TASK INPUTS start
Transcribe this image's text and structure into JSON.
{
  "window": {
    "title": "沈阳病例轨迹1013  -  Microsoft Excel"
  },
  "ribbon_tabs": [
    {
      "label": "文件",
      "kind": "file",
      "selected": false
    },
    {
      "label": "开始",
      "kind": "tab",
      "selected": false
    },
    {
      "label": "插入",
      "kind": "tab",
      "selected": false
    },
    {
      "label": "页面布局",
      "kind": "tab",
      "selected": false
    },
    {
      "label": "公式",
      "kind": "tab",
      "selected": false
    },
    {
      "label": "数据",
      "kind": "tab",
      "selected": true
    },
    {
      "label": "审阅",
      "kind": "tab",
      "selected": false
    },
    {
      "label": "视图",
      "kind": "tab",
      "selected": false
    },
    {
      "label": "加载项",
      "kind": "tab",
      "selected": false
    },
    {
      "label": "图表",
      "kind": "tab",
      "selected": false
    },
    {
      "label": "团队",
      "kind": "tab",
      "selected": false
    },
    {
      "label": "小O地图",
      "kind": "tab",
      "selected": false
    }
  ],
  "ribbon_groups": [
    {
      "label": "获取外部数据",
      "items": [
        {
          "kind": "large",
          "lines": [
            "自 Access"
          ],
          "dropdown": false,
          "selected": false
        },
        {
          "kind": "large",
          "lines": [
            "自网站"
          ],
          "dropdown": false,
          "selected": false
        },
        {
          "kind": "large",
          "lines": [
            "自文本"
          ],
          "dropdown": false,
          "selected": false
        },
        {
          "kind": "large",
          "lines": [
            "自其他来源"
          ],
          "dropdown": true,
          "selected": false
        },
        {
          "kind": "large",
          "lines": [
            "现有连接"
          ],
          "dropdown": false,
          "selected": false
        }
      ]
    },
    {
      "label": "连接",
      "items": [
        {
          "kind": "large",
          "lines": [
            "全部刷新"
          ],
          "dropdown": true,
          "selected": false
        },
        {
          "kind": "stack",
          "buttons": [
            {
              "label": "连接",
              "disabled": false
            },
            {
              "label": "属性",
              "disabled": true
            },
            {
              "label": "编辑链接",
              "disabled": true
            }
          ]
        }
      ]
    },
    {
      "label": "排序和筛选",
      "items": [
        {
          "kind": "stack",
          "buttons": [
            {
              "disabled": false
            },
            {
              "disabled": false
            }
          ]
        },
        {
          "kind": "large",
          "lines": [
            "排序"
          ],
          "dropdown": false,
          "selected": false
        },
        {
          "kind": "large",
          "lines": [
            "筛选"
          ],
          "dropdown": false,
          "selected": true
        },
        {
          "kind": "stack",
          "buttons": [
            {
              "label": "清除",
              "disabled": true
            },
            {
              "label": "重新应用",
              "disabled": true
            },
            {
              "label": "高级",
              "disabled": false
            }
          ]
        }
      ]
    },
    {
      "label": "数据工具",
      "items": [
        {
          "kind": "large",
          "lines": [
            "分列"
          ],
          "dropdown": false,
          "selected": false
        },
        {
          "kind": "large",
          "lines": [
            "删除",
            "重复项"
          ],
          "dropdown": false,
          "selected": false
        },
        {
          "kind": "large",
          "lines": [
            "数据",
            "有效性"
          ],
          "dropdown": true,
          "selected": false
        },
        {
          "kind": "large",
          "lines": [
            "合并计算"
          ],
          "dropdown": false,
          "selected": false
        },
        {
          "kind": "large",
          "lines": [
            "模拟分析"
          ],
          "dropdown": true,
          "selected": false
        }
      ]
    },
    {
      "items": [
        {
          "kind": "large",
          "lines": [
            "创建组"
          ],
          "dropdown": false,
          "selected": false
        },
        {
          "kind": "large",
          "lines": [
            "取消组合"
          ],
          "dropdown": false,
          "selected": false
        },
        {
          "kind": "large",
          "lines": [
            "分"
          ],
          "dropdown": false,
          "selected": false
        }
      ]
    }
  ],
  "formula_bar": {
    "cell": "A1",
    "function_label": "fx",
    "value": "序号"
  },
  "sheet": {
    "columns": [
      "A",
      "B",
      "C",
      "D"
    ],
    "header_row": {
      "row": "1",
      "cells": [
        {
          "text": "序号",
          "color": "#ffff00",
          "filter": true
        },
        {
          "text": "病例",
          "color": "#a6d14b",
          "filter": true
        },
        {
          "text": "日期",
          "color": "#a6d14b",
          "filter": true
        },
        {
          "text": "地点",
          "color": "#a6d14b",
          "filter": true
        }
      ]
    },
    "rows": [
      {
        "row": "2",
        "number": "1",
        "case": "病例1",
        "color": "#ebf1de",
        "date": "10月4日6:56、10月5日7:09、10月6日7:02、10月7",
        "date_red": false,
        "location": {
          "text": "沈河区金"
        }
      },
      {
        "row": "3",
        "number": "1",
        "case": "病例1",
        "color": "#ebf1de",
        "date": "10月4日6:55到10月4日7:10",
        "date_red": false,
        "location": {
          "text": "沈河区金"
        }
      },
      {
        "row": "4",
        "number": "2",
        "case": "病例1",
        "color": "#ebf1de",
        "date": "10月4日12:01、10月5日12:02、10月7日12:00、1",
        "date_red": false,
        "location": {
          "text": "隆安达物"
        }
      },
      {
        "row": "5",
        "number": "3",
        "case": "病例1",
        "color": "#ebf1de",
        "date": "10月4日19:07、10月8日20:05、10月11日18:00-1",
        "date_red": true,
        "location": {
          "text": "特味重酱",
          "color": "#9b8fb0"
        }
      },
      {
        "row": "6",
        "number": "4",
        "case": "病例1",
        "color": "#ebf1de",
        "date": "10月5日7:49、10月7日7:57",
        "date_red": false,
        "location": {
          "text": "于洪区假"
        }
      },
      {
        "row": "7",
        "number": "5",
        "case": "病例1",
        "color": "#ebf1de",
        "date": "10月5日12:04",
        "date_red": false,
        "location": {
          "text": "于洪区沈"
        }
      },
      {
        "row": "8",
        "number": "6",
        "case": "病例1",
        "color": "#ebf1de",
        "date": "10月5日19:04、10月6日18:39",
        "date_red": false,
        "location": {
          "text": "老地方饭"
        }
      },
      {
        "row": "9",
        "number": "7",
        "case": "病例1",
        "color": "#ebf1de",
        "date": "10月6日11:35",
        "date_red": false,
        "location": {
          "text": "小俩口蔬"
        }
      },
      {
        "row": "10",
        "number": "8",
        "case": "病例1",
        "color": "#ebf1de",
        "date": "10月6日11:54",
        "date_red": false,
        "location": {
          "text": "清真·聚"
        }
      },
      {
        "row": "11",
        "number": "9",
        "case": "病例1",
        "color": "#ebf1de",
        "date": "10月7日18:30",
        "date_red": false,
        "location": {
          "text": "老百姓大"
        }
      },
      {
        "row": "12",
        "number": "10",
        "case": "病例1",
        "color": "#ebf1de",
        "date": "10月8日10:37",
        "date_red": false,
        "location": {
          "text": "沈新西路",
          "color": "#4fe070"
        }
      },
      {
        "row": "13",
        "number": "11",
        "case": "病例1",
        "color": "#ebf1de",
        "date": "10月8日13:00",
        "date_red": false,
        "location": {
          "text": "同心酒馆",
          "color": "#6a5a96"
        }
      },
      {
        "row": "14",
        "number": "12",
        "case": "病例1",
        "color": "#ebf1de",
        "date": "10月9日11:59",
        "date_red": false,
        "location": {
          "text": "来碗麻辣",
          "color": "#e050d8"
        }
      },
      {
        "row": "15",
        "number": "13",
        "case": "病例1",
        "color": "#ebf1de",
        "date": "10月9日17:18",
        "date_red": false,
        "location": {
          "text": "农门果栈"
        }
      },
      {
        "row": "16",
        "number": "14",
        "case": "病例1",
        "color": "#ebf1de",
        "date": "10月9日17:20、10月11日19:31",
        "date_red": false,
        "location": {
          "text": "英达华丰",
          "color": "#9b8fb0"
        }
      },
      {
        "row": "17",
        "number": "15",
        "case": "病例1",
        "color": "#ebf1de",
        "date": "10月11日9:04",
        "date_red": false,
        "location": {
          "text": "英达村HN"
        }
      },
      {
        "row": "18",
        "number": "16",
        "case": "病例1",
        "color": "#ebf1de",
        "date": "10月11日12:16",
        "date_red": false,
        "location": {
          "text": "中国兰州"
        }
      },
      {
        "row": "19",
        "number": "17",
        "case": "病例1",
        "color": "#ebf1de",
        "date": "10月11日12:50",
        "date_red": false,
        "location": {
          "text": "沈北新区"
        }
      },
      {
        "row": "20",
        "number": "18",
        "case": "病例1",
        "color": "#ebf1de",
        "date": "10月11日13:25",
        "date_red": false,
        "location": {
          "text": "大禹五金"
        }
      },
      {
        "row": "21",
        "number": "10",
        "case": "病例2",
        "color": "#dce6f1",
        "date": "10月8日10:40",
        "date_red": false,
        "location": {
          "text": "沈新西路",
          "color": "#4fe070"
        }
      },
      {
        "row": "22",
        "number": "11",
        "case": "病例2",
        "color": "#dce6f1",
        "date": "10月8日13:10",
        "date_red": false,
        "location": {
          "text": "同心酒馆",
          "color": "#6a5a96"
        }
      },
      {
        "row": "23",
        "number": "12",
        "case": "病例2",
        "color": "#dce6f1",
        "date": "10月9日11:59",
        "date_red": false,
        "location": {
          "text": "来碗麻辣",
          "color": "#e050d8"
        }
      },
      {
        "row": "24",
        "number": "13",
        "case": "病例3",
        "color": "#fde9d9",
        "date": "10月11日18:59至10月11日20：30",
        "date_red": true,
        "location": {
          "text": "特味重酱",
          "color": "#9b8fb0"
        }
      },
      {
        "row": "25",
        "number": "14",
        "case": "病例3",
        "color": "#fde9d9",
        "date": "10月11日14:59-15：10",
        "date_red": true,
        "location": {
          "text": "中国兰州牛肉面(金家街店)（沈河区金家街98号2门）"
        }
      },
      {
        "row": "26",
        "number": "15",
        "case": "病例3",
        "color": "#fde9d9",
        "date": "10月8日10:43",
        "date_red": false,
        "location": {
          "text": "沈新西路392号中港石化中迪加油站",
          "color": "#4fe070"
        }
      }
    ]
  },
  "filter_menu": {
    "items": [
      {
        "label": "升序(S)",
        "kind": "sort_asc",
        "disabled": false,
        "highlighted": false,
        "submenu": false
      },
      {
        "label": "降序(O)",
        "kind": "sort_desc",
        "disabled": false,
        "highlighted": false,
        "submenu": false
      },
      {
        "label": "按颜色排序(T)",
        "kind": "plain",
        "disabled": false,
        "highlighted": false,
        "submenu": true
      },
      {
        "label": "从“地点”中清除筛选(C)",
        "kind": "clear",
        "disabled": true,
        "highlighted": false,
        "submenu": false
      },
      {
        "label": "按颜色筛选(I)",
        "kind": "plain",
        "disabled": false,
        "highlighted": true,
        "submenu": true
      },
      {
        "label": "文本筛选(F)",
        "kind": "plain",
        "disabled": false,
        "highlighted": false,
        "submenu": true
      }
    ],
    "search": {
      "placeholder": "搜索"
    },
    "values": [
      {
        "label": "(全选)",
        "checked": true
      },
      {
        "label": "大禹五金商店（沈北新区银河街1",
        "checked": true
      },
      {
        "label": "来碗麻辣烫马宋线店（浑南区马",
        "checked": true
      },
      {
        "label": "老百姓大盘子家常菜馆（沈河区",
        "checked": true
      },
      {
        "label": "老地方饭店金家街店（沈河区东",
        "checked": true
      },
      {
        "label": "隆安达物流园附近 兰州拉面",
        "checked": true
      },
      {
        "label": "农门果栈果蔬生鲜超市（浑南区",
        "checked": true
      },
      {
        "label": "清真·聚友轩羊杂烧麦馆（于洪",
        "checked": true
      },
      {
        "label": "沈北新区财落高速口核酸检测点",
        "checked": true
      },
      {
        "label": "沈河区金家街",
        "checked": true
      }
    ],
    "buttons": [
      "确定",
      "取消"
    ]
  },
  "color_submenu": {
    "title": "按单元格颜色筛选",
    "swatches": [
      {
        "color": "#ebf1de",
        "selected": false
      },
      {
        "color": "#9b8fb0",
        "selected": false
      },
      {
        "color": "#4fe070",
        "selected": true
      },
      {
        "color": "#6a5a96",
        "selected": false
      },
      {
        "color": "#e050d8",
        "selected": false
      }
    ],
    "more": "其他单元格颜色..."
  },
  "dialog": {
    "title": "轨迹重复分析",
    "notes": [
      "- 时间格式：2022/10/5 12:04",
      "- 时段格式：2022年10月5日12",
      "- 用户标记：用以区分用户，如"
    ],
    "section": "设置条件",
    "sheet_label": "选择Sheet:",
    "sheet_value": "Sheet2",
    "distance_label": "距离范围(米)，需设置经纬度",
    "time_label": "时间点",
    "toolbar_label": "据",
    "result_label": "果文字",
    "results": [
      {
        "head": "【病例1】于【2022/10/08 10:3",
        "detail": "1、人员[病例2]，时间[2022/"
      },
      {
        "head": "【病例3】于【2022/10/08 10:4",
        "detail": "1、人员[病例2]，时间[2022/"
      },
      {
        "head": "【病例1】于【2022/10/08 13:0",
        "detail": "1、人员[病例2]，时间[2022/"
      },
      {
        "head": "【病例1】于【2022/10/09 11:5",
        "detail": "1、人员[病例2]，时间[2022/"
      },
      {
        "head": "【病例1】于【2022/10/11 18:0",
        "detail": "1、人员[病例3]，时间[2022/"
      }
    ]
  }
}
TASK INPUTS end
* [AIM] Write out every line of the data that holds the word "title".

* [EXERCISE OUTPUT]
    "title": "沈阳病例轨迹1013  -  Microsoft Excel"
    "title": "按单元格颜色筛选",
    "title": "轨迹重复分析",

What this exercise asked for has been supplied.